* REQUIRED TASK:
Your task is to retype each line of the data below exactly.

-*-*-

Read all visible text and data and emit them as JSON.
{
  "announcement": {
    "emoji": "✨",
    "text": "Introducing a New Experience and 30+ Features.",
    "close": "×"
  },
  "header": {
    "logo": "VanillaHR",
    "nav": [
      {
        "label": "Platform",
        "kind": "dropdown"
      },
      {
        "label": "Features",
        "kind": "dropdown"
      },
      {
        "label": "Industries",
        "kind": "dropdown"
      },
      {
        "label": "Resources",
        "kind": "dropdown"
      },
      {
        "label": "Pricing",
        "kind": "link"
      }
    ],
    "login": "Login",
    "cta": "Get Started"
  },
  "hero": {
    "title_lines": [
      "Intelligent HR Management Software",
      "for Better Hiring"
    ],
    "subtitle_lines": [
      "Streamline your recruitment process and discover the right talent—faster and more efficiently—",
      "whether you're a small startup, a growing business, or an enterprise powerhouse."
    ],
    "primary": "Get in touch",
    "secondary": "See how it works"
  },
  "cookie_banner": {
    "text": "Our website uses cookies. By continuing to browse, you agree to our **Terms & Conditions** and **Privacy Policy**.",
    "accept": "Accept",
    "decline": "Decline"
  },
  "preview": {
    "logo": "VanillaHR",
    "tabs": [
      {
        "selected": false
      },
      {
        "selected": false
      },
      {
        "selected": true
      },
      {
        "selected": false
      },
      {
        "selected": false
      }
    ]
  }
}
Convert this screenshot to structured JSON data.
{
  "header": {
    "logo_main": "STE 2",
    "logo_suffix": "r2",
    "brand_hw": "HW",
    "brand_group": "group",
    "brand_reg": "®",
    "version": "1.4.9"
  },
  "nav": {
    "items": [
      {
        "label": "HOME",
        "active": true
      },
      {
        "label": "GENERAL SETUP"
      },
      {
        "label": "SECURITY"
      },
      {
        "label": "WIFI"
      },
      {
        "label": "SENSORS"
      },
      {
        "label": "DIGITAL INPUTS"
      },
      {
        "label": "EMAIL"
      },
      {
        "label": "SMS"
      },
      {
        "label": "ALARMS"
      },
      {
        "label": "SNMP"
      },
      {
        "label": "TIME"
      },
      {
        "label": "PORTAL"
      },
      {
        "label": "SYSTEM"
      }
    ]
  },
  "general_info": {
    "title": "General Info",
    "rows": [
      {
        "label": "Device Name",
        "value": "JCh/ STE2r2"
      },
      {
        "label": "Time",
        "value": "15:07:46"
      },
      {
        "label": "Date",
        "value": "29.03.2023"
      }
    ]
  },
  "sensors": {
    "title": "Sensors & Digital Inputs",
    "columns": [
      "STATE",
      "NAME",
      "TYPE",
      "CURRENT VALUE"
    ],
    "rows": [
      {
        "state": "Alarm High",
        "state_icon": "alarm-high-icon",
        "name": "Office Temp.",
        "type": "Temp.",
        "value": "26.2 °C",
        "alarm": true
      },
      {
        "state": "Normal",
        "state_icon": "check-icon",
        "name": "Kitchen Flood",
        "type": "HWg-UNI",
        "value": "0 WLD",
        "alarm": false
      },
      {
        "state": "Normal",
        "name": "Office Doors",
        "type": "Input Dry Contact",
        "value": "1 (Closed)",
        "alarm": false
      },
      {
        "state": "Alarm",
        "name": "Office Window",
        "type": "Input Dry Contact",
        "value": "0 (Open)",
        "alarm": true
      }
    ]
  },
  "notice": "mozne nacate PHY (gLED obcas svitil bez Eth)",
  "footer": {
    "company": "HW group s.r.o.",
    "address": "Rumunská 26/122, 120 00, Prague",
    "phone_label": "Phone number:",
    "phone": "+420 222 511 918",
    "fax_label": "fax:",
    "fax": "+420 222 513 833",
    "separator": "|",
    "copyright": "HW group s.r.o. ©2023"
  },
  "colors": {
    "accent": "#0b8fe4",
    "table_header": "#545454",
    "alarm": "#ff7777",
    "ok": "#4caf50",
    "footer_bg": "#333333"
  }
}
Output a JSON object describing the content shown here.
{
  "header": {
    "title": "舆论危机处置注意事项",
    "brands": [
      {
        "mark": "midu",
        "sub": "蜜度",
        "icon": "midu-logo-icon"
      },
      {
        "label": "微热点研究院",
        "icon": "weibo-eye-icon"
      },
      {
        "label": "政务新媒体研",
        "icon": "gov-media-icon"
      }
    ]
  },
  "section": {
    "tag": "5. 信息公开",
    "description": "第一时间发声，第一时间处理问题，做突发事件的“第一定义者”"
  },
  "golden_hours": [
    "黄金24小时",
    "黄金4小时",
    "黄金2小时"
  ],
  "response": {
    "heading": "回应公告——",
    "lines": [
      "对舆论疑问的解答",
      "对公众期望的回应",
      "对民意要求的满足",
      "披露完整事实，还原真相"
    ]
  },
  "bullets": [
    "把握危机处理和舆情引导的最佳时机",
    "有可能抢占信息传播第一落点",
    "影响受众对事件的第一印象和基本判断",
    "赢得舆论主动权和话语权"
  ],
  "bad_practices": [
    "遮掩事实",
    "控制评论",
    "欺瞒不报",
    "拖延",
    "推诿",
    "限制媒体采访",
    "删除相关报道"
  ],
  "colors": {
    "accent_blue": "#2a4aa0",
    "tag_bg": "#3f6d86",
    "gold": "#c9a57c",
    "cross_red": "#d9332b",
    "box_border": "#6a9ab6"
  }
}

-*-*-

* PROBLEM SOLUTION:
Read all visible text and data and emit them as JSON.
{
  "announcement": {
    "emoji": "✨",
    "text": "Introducing a New Experience and 30+ Features.",
    "close": "×"
  },
  "header": {
    "logo": "VanillaHR",
    "nav": [
      {
        "label": "Platform",
        "kind": "dropdown"
      },
      {
        "label": "Features",
        "kind": "dropdown"
      },
      {
        "label": "Industries",
        "kind": "dropdown"
      },
      {
        "label": "Resources",
        "kind": "dropdown"
      },
      {
        "label": "Pricing",
        "kind": "link"
      }
    ],
    "login": "Login",
    "cta": "Get Started"
  },
  "hero": {
    "title_lines": [
      "Intelligent HR Management Software",
      "for Better Hiring"
    ],
    "subtitle_lines": [
      "Streamline your recruitment process and discover the right talent—faster and more efficiently—",
      "whether you're a small startup, a growing business, or an enterprise powerhouse."
    ],
    "primary": "Get in touch",
    "secondary": "See how it works"
  },
  "cookie_banner": {
    "text": "Our website uses cookies. By continuing to browse, you agree to our **Terms & Conditions** and **Privacy Policy**.",
    "accept": "Accept",
    "decline": "Decline"
  },
  "preview": {
    "logo": "VanillaHR",
    "tabs": [
      {
        "selected": false
      },
      {
        "selected": false
      },
      {
        "selected": true
      },
      {
        "selected": false
      },
      {
        "selected": false
      }
    ]
  }
}
Convert this screenshot to structured JSON data.
{
  "header": {
    "logo_main": "STE 2",
    "logo_suffix": "r2",
    "brand_hw": "HW",
    "brand_group": "group",
    "brand_reg": "®",
    "version": "1.4.9"
  },
  "nav": {
    "items": [
      {
        "label": "HOME",
        "active": true
      },
      {
        "label": "GENERAL SETUP"
      },
      {
        "label": "SECURITY"
      },
      {
        "label": "WIFI"
      },
      {
        "label": "SENSORS"
      },
      {
        "label": "DIGITAL INPUTS"
      },
      {
        "label": "EMAIL"
      },
      {
        "label": "SMS"
      },
      {
        "label": "ALARMS"
      },
      {
        "label": "SNMP"
      },
      {
        "label": "TIME"
      },
      {
        "label": "PORTAL"
      },
      {
        "label": "SYSTEM"
      }
    ]
  },
  "general_info": {
    "title": "General Info",
    "rows": [
      {
        "label": "Device Name",
        "value": "JCh/ STE2r2"
      },
      {
        "label": "Time",
        "value": "15:07:46"
      },
      {
        "label": "Date",
        "value": "29.03.2023"
      }
    ]
  },
  "sensors": {
    "title": "Sensors & Digital Inputs",
    "columns": [
      "STATE",
      "NAME",
      "TYPE",
      "CURRENT VALUE"
    ],
    "rows": [
      {
        "state": "Alarm High",
        "state_icon": "alarm-high-icon",
        "name": "Office Temp.",
        "type": "Temp.",
        "value": "26.2 °C",
        "alarm": true
      },
      {
        "state": "Normal",
        "state_icon": "check-icon",
        "name": "Kitchen Flood",
        "type": "HWg-UNI",
        "value": "0 WLD",
        "alarm": false
      },
      {
        "state": "Normal",
        "name": "Office Doors",
        "type": "Input Dry Contact",
        "value": "1 (Closed)",
        "alarm": false
      },
      {
        "state": "Alarm",
        "name": "Office Window",
        "type": "Input Dry Contact",
        "value": "0 (Open)",
        "alarm": true
      }
    ]
  },
  "notice": "mozne nacate PHY (gLED obcas svitil bez Eth)",
  "footer": {
    "company": "HW group s.r.o.",
    "address": "Rumunská 26/122, 120 00, Prague",
    "phone_label": "Phone number:",
    "phone": "+420 222 511 918",
    "fax_label": "fax:",
    "fax": "+420 222 513 833",
    "separator": "|",
    "copyright": "HW group s.r.o. ©2023"
  },
  "colors": {
    "accent": "#0b8fe4",
    "table_header": "#545454",
    "alarm": "#ff7777",
    "ok": "#4caf50",
    "footer_bg": "#333333"
  }
}
Output a JSON object describing the content shown here.
{
  "header": {
    "title": "舆论危机处置注意事项",
    "brands": [
      {
        "mark": "midu",
        "sub": "蜜度",
        "icon": "midu-logo-icon"
      },
      {
        "label": "微热点研究院",
        "icon": "weibo-eye-icon"
      },
      {
        "label": "政务新媒体研",
        "icon": "gov-media-icon"
      }
    ]
  },
  "section": {
    "tag": "5. 信息公开",
    "description": "第一时间发声，第一时间处理问题，做突发事件的“第一定义者”"
  },
  "golden_hours": [
    "黄金24小时",
    "黄金4小时",
    "黄金2小时"
  ],
  "response": {
    "heading": "回应公告——",
    "lines": [
      "对舆论疑问的解答",
      "对公众期望的回应",
      "对民意要求的满足",
      "披露完整事实，还原真相"
    ]
  },
  "bullets": [
    "把握危机处理和舆情引导的最佳时机",
    "有可能抢占信息传播第一落点",
    "影响受众对事件的第一印象和基本判断",
    "赢得舆论主动权和话语权"
  ],
  "bad_practices": [
    "遮掩事实",
    "控制评论",
    "欺瞒不报",
    "拖延",
    "推诿",
    "限制媒体采访",
    "删除相关报道"
  ],
  "colors": {
    "accent_blue": "#2a4aa0",
    "tag_bg": "#3f6d86",
    "gold": "#c9a57c",
    "cross_red": "#d9332b",
    "box_border": "#6a9ab6"
  }
}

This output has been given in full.